Problem to work on »
Render the material again word for word, skipping the pictures in it.

▬▬▬

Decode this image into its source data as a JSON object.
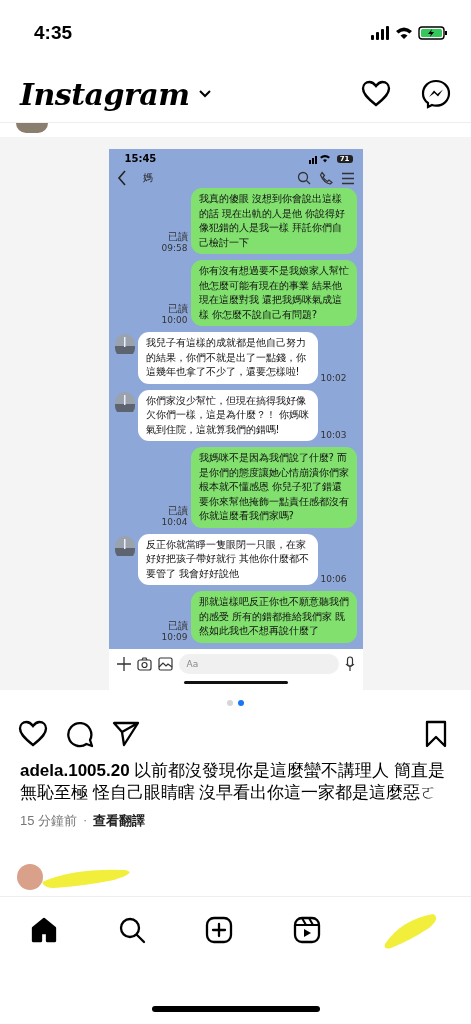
{
  "status_bar": {
    "time": "4:35"
  },
  "header": {
    "logo": "Instagram"
  },
  "post": {
    "chat": {
      "status_time": "15:45",
      "battery": "71",
      "contact": "媽",
      "input_placeholder": "Aa",
      "messages": [
        {
          "kind": "sent",
          "text": "我真的傻眼 沒想到你會說出這樣的話 現在出軌的人是他 你說得好像犯錯的人是我一樣 拜託你們自己檢討一下",
          "read": "已讀",
          "time": "09:58"
        },
        {
          "kind": "sent",
          "text": "你有沒有想過要不是我娘家人幫忙他怎麼可能有現在的事業 結果他現在這麼對我 還把我媽咪氣成這樣 你怎麼不說自己有問題?",
          "read": "已讀",
          "time": "10:00"
        },
        {
          "kind": "received",
          "text": "我兒子有這樣的成就都是他自己努力的結果，你們不就是出了一點錢，你這幾年也拿了不少了，還要怎樣啦!",
          "time": "10:02"
        },
        {
          "kind": "received",
          "text": "你們家沒少幫忙，但現在搞得我好像欠你們一樣，這是為什麼？！ 你媽咪氣到住院，這就算我們的錯嗎!",
          "time": "10:03"
        },
        {
          "kind": "sent",
          "text": "我媽咪不是因為我們說了什麼? 而是你們的態度讓她心情崩潰你們家根本就不懂感恩 你兒子犯了錯還要你來幫他掩飾一點責任感都沒有你就這麼看我們家嗎?",
          "read": "已讀",
          "time": "10:04"
        },
        {
          "kind": "received",
          "text": "反正你就當睜一隻眼閉一只眼，在家好好把孩子帶好就行 其他你什麼都不要管了  我會好好說他",
          "time": "10:06"
        },
        {
          "kind": "sent",
          "text": "那就這樣吧反正你也不願意聽我們的感受 所有的錯都推給我們家 既然如此我也不想再說什麼了",
          "read": "已讀",
          "time": "10:09"
        }
      ]
    },
    "carousel": [
      {
        "selected": false
      },
      {
        "selected": true
      }
    ],
    "caption": {
      "username": "adela.1005.20",
      "text": "以前都沒發現你是這麼蠻不講理人 簡直是無恥至極 怪自己眼睛瞎 沒早看出你這一家都是這麼惡ㄛ"
    },
    "time_ago": "15 分鐘前",
    "separator": "·",
    "translate": "查看翻譯"
  },
  "tab_bar": [
    {
      "kind": "home",
      "selected": true
    },
    {
      "kind": "search",
      "selected": false
    },
    {
      "kind": "create",
      "selected": false
    },
    {
      "kind": "reels",
      "selected": false
    },
    {
      "kind": "profile",
      "selected": false
    }
  ]
}
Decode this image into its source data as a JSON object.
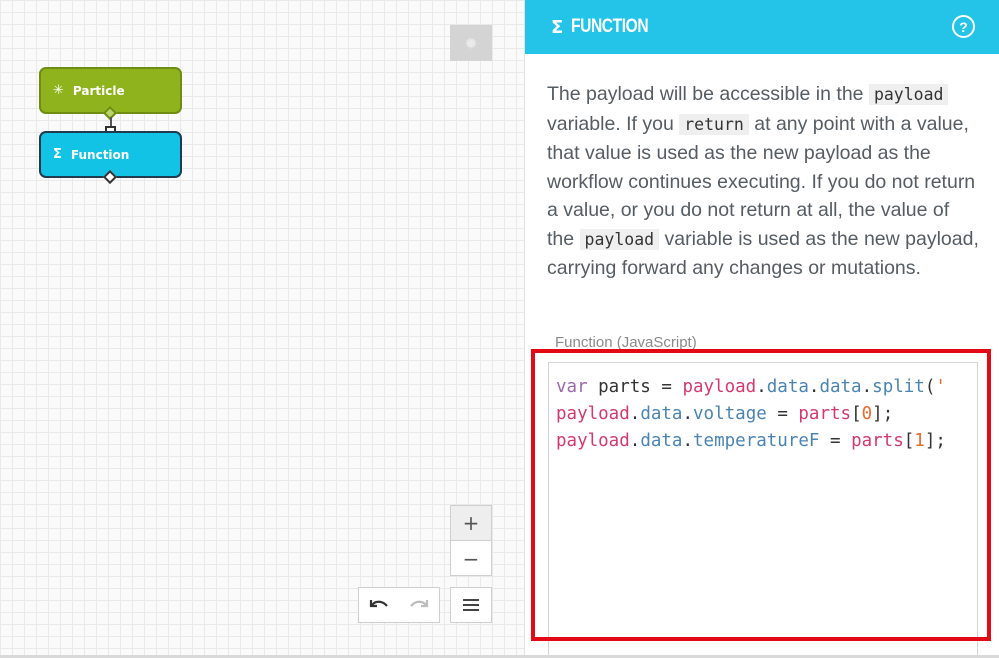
{
  "canvas": {
    "nodes": [
      {
        "label": "Particle",
        "icon": "particle-icon",
        "color": "#8fb31c"
      },
      {
        "label": "Function",
        "icon": "sigma-icon",
        "color": "#12c3e6"
      }
    ],
    "controls": {
      "zoom_in": "+",
      "zoom_out": "−"
    }
  },
  "panel": {
    "header": {
      "sigma": "Σ",
      "title": "FUNCTION",
      "help": "?",
      "color": "#24c3e8"
    },
    "description": {
      "part1": "The payload will be accessible in the ",
      "code1": "payload",
      "part2": " variable. If you ",
      "code2": "return",
      "part3": " at any point with a value, that value is used as the new payload as the workflow continues executing. If you do not return a value, or you do not return at all, the value of the ",
      "code3": "payload",
      "part4": " variable is used as the new payload, carrying forward any changes or mutations."
    },
    "field_label": "Function (JavaScript)",
    "code_lines": [
      "var parts = payload.data.data.split('",
      "payload.data.voltage = parts[0];",
      "payload.data.temperatureF = parts[1];"
    ]
  },
  "highlight_color": "#e30a16"
}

▬▬▬

Problem solution »
Decode this image into its source data as a JSON object.
{
  "status_bar": {
    "time": "4:35"
  },
  "header": {
    "logo": "Instagram"
  },
  "post": {
    "chat": {
      "status_time": "15:45",
      "battery": "71",
      "contact": "媽",
      "input_placeholder": "Aa",
      "messages": [
        {
          "kind": "sent",
          "text": "我真的傻眼 沒想到你會說出這樣的話 現在出軌的人是他 你說得好像犯錯的人是我一樣 拜託你們自己檢討一下",
          "read": "已讀",
          "time": "09:58"
        },
        {
          "kind": "sent",
          "text": "你有沒有想過要不是我娘家人幫忙他怎麼可能有現在的事業 結果他現在這麼對我 還把我媽咪氣成這樣 你怎麼不說自己有問題?",
          "read": "已讀",
          "time": "10:00"
        },
        {
          "kind": "received",
          "text": "我兒子有這樣的成就都是他自己努力的結果，你們不就是出了一點錢，你這幾年也拿了不少了，還要怎樣啦!",
          "time": "10:02"
        },
        {
          "kind": "received",
          "text": "你們家沒少幫忙，但現在搞得我好像欠你們一樣，這是為什麼？！ 你媽咪氣到住院，這就算我們的錯嗎!",
          "time": "10:03"
        },
        {
          "kind": "sent",
          "text": "我媽咪不是因為我們說了什麼? 而是你們的態度讓她心情崩潰你們家根本就不懂感恩 你兒子犯了錯還要你來幫他掩飾一點責任感都沒有你就這麼看我們家嗎?",
          "read": "已讀",
          "time": "10:04"
        },
        {
          "kind": "received",
          "text": "反正你就當睜一隻眼閉一只眼，在家好好把孩子帶好就行 其他你什麼都不要管了  我會好好說他",
          "time": "10:06"
        },
        {
          "kind": "sent",
          "text": "那就這樣吧反正你也不願意聽我們的感受 所有的錯都推給我們家 既然如此我也不想再說什麼了",
          "read": "已讀",
          "time": "10:09"
        }
      ]
    },
    "carousel": [
      {
        "selected": false
      },
      {
        "selected": true
      }
    ],
    "caption": {
      "username": "adela.1005.20",
      "text": "以前都沒發現你是這麼蠻不講理人 簡直是無恥至極 怪自己眼睛瞎 沒早看出你這一家都是這麼惡ㄛ"
    },
    "time_ago": "15 分鐘前",
    "separator": "·",
    "translate": "查看翻譯"
  },
  "tab_bar": [
    {
      "kind": "home",
      "selected": true
    },
    {
      "kind": "search",
      "selected": false
    },
    {
      "kind": "create",
      "selected": false
    },
    {
      "kind": "reels",
      "selected": false
    },
    {
      "kind": "profile",
      "selected": false
    }
  ]
}
Decode this image into its source data as a JSON object.
{
  "canvas": {
    "nodes": [
      {
        "label": "Particle",
        "icon": "particle-icon",
        "color": "#8fb31c"
      },
      {
        "label": "Function",
        "icon": "sigma-icon",
        "color": "#12c3e6"
      }
    ],
    "controls": {
      "zoom_in": "+",
      "zoom_out": "−"
    }
  },
  "panel": {
    "header": {
      "sigma": "Σ",
      "title": "FUNCTION",
      "help": "?",
      "color": "#24c3e8"
    },
    "description": {
      "part1": "The payload will be accessible in the ",
      "code1": "payload",
      "part2": " variable. If you ",
      "code2": "return",
      "part3": " at any point with a value, that value is used as the new payload as the workflow continues executing. If you do not return a value, or you do not return at all, the value of the ",
      "code3": "payload",
      "part4": " variable is used as the new payload, carrying forward any changes or mutations."
    },
    "field_label": "Function (JavaScript)",
    "code_lines": [
      "var parts = payload.data.data.split('",
      "payload.data.voltage = parts[0];",
      "payload.data.temperatureF = parts[1];"
    ]
  },
  "highlight_color": "#e30a16"
}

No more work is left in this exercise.